Requirement: Copy all lines in which the word "title" can be found.

##### Records

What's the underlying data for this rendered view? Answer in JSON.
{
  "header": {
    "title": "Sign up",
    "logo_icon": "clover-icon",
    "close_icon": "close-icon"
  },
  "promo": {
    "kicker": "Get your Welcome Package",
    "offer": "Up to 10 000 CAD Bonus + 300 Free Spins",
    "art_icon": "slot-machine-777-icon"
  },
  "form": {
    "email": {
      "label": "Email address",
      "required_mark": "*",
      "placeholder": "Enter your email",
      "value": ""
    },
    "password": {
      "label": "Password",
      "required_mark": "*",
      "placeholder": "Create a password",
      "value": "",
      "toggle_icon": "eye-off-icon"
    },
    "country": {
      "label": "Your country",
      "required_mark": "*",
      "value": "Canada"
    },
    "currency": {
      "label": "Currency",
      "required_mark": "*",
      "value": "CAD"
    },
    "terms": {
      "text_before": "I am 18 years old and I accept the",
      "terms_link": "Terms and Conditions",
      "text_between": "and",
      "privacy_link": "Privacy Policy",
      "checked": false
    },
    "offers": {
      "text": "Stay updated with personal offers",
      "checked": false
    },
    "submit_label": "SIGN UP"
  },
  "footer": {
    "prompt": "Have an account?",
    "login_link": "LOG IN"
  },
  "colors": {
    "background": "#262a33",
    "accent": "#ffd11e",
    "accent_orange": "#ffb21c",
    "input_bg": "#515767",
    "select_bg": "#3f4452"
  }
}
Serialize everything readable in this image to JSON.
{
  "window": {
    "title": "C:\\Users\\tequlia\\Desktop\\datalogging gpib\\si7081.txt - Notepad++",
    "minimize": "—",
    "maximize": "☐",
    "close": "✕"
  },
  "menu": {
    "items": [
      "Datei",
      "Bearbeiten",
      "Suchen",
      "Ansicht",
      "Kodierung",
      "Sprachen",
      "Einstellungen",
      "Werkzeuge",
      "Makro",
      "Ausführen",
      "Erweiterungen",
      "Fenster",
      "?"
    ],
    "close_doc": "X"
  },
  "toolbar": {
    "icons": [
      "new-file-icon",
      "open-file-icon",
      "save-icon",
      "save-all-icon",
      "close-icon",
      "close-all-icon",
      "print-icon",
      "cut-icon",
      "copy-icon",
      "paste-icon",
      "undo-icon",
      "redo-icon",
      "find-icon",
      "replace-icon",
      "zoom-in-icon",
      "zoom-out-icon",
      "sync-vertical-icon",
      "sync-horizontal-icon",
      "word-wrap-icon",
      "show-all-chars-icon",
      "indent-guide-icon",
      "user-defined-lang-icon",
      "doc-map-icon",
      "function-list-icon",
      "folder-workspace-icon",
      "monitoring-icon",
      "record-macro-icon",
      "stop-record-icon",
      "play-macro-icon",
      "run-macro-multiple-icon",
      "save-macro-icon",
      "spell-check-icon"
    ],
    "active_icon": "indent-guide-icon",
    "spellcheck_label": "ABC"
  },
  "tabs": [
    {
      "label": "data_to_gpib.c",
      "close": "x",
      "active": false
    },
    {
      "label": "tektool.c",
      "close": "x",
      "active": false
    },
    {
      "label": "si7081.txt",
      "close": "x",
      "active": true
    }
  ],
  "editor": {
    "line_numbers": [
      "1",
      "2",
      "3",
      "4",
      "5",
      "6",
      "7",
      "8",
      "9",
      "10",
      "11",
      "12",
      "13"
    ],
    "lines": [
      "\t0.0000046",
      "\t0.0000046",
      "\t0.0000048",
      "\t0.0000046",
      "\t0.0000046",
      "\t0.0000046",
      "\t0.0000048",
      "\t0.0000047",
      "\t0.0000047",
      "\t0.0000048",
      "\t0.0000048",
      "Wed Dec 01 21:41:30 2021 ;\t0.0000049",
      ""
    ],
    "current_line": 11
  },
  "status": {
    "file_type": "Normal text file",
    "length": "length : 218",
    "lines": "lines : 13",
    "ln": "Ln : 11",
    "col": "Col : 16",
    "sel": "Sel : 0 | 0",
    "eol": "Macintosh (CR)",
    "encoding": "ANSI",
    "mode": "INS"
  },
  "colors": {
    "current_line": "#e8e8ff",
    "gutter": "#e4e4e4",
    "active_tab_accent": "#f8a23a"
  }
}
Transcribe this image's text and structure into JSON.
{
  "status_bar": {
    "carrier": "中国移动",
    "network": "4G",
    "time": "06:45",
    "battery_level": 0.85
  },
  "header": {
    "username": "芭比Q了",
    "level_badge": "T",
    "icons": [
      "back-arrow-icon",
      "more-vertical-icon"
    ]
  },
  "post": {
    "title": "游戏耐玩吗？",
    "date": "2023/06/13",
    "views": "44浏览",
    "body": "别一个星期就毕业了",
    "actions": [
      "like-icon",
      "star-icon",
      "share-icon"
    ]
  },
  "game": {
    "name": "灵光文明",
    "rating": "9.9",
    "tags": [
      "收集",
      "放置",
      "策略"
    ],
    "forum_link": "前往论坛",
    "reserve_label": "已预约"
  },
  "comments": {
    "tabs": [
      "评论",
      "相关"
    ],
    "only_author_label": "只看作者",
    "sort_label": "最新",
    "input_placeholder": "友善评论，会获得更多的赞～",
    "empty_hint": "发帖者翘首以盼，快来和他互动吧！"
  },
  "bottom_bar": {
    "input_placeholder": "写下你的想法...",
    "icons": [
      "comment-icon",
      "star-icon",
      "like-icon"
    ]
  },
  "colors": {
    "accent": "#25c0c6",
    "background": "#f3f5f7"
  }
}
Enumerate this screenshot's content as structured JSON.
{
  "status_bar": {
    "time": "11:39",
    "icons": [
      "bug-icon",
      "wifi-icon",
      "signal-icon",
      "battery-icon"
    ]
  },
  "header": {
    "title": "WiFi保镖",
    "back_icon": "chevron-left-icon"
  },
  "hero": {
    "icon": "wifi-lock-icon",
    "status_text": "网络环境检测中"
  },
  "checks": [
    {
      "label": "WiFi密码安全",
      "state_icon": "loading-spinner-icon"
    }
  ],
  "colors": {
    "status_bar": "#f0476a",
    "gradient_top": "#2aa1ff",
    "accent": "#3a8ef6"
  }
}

##########

Problem solution:
    "title": "Sign up",
    "title": "C:\\Users\\tequlia\\Desktop\\datalogging gpib\\si7081.txt - Notepad++",
    "title": "游戏耐玩吗？",
    "title": "WiFi保镖",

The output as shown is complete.